======== Data in this exercise ========

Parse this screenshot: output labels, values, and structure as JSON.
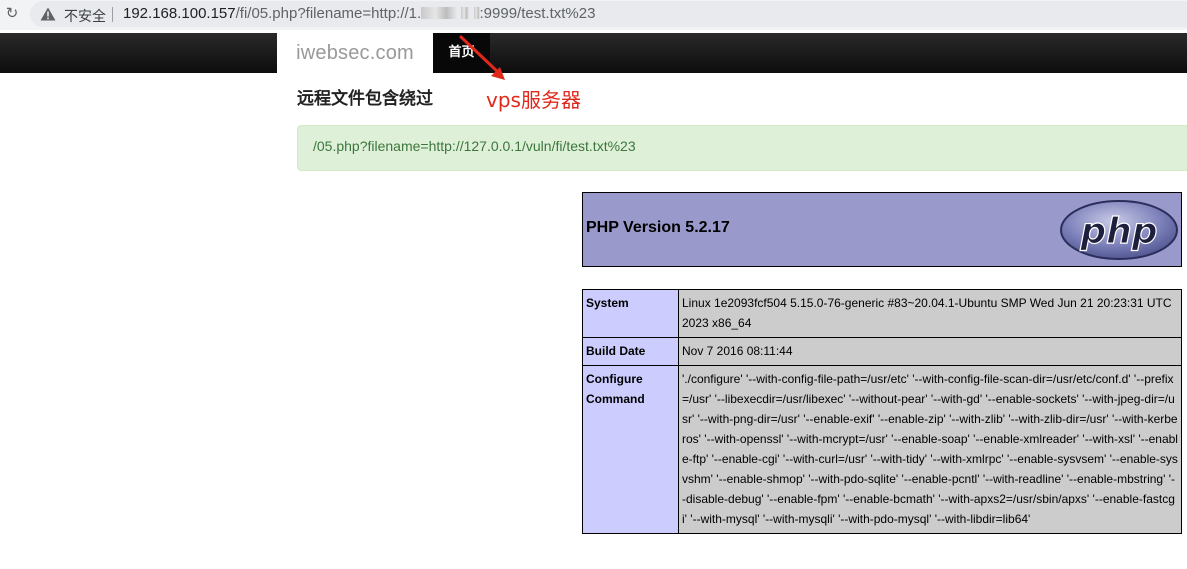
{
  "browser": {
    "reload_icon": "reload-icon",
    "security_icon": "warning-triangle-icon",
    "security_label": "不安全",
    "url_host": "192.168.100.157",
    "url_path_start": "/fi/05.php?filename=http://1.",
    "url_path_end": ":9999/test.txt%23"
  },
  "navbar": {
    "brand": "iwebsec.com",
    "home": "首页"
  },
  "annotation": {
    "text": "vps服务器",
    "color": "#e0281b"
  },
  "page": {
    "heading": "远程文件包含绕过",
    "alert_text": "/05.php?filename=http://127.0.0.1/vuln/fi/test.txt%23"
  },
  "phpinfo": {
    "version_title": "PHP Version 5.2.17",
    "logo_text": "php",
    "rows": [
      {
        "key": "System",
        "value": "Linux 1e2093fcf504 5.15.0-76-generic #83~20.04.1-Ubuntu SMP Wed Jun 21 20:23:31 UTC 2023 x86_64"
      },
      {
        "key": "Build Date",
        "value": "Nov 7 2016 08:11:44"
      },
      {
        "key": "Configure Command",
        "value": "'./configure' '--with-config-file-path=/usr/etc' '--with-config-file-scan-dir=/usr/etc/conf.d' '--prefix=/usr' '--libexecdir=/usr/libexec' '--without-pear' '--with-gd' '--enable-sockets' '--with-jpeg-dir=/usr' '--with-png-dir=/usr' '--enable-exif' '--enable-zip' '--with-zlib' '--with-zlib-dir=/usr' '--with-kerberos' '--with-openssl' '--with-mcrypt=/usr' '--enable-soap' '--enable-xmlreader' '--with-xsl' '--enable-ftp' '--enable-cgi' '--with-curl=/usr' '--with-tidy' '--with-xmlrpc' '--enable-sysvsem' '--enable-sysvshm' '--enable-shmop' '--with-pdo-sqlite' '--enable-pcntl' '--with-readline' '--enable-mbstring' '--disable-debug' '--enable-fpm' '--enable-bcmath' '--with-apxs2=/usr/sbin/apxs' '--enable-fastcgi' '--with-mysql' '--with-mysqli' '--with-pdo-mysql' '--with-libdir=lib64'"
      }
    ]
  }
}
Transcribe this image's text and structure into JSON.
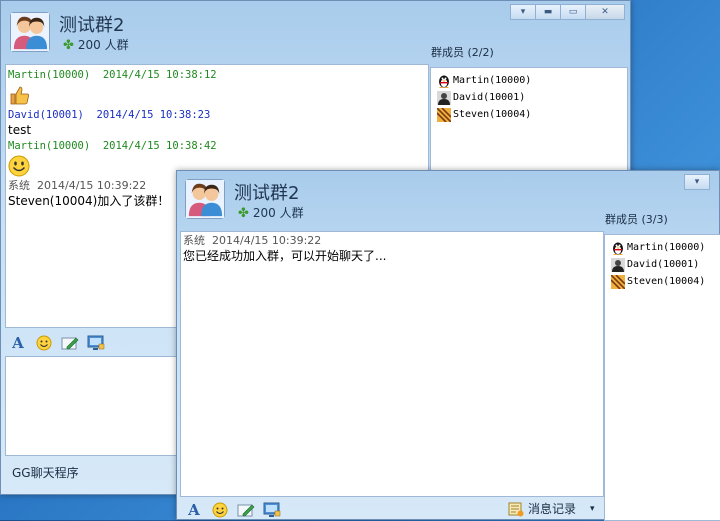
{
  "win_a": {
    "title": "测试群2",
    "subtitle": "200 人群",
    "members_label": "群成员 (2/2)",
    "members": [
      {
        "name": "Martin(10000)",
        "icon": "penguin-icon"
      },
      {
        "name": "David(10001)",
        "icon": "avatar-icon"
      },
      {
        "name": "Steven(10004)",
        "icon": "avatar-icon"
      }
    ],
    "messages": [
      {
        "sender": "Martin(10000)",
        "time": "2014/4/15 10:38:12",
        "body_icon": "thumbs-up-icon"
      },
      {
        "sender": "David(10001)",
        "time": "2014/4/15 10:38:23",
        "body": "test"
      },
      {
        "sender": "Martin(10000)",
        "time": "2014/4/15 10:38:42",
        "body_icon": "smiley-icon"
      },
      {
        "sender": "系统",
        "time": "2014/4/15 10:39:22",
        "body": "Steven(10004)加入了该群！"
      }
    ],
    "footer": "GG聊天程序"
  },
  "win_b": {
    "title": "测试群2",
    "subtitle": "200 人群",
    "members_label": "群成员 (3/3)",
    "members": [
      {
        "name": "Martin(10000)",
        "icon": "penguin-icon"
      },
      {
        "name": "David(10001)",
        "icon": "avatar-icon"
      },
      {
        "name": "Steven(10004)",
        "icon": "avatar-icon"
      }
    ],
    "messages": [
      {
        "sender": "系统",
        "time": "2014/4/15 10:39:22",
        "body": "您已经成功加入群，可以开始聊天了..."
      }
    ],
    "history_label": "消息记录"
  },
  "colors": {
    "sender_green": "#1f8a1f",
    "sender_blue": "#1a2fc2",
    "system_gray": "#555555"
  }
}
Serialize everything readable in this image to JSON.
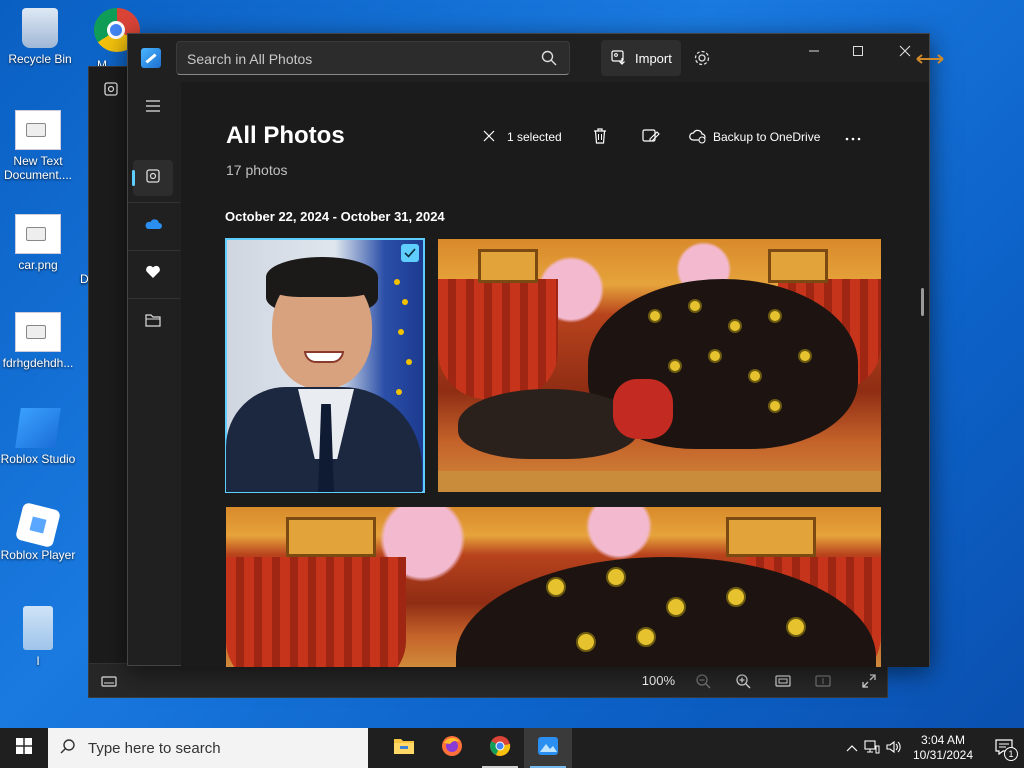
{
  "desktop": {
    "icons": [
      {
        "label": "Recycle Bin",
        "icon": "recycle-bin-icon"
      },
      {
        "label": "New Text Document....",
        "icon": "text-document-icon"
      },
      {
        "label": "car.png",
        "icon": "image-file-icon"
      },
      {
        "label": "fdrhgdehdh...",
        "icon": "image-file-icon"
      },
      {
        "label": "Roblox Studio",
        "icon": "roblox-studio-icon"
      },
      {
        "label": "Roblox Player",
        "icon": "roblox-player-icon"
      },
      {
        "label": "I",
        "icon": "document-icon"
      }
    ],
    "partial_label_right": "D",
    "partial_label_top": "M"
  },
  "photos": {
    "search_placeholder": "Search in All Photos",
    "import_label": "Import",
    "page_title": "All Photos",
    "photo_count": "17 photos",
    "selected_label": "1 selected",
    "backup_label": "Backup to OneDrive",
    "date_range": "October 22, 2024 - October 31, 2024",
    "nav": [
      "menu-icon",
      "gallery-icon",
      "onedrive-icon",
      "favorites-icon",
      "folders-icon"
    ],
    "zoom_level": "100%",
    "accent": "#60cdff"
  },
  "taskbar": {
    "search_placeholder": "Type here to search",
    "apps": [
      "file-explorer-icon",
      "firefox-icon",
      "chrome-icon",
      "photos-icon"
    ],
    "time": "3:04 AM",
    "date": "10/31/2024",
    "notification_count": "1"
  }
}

========

▶ [Given instruction]: Reproduce the material above verbatim; omit every picture.

▶ [Task result]:
Parse this screenshot: output labels, values, and structure as JSON.
{
  "browser": {
    "reload_icon": "reload-icon",
    "security_icon": "warning-triangle-icon",
    "security_label": "不安全",
    "url_host": "192.168.100.157",
    "url_path_start": "/fi/05.php?filename=http://1.",
    "url_path_end": ":9999/test.txt%23"
  },
  "navbar": {
    "brand": "iwebsec.com",
    "home": "首页"
  },
  "annotation": {
    "text": "vps服务器",
    "color": "#e0281b"
  },
  "page": {
    "heading": "远程文件包含绕过",
    "alert_text": "/05.php?filename=http://127.0.0.1/vuln/fi/test.txt%23"
  },
  "phpinfo": {
    "version_title": "PHP Version 5.2.17",
    "logo_text": "php",
    "rows": [
      {
        "key": "System",
        "value": "Linux 1e2093fcf504 5.15.0-76-generic #83~20.04.1-Ubuntu SMP Wed Jun 21 20:23:31 UTC 2023 x86_64"
      },
      {
        "key": "Build Date",
        "value": "Nov 7 2016 08:11:44"
      },
      {
        "key": "Configure Command",
        "value": "'./configure' '--with-config-file-path=/usr/etc' '--with-config-file-scan-dir=/usr/etc/conf.d' '--prefix=/usr' '--libexecdir=/usr/libexec' '--without-pear' '--with-gd' '--enable-sockets' '--with-jpeg-dir=/usr' '--with-png-dir=/usr' '--enable-exif' '--enable-zip' '--with-zlib' '--with-zlib-dir=/usr' '--with-kerberos' '--with-openssl' '--with-mcrypt=/usr' '--enable-soap' '--enable-xmlreader' '--with-xsl' '--enable-ftp' '--enable-cgi' '--with-curl=/usr' '--with-tidy' '--with-xmlrpc' '--enable-sysvsem' '--enable-sysvshm' '--enable-shmop' '--with-pdo-sqlite' '--enable-pcntl' '--with-readline' '--enable-mbstring' '--disable-debug' '--enable-fpm' '--enable-bcmath' '--with-apxs2=/usr/sbin/apxs' '--enable-fastcgi' '--with-mysql' '--with-mysqli' '--with-pdo-mysql' '--with-libdir=lib64'"
      }
    ]
  }
}
Transcribe this image's text and structure into JSON.
{
  "win_a": {
    "title": "测试群2",
    "subtitle": "200 人群",
    "members_label": "群成员 (2/2)",
    "members": [
      {
        "name": "Martin(10000)",
        "icon": "penguin-icon"
      },
      {
        "name": "David(10001)",
        "icon": "avatar-icon"
      },
      {
        "name": "Steven(10004)",
        "icon": "avatar-icon"
      }
    ],
    "messages": [
      {
        "sender": "Martin(10000)",
        "time": "2014/4/15 10:38:12",
        "body_icon": "thumbs-up-icon"
      },
      {
        "sender": "David(10001)",
        "time": "2014/4/15 10:38:23",
        "body": "test"
      },
      {
        "sender": "Martin(10000)",
        "time": "2014/4/15 10:38:42",
        "body_icon": "smiley-icon"
      },
      {
        "sender": "系统",
        "time": "2014/4/15 10:39:22",
        "body": "Steven(10004)加入了该群！"
      }
    ],
    "footer": "GG聊天程序"
  },
  "win_b": {
    "title": "测试群2",
    "subtitle": "200 人群",
    "members_label": "群成员 (3/3)",
    "members": [
      {
        "name": "Martin(10000)",
        "icon": "penguin-icon"
      },
      {
        "name": "David(10001)",
        "icon": "avatar-icon"
      },
      {
        "name": "Steven(10004)",
        "icon": "avatar-icon"
      }
    ],
    "messages": [
      {
        "sender": "系统",
        "time": "2014/4/15 10:39:22",
        "body": "您已经成功加入群，可以开始聊天了..."
      }
    ],
    "history_label": "消息记录"
  },
  "colors": {
    "sender_green": "#1f8a1f",
    "sender_blue": "#1a2fc2",
    "system_gray": "#555555"
  }
}
Serialize everything readable in this image to JSON.
{
  "desktop": {
    "icons": [
      {
        "label": "Recycle Bin",
        "icon": "recycle-bin-icon"
      },
      {
        "label": "New Text Document....",
        "icon": "text-document-icon"
      },
      {
        "label": "car.png",
        "icon": "image-file-icon"
      },
      {
        "label": "fdrhgdehdh...",
        "icon": "image-file-icon"
      },
      {
        "label": "Roblox Studio",
        "icon": "roblox-studio-icon"
      },
      {
        "label": "Roblox Player",
        "icon": "roblox-player-icon"
      },
      {
        "label": "I",
        "icon": "document-icon"
      }
    ],
    "partial_label_right": "D",
    "partial_label_top": "M"
  },
  "photos": {
    "search_placeholder": "Search in All Photos",
    "import_label": "Import",
    "page_title": "All Photos",
    "photo_count": "17 photos",
    "selected_label": "1 selected",
    "backup_label": "Backup to OneDrive",
    "date_range": "October 22, 2024 - October 31, 2024",
    "nav": [
      "menu-icon",
      "gallery-icon",
      "onedrive-icon",
      "favorites-icon",
      "folders-icon"
    ],
    "zoom_level": "100%",
    "accent": "#60cdff"
  },
  "taskbar": {
    "search_placeholder": "Type here to search",
    "apps": [
      "file-explorer-icon",
      "firefox-icon",
      "chrome-icon",
      "photos-icon"
    ],
    "time": "3:04 AM",
    "date": "10/31/2024",
    "notification_count": "1"
  }
}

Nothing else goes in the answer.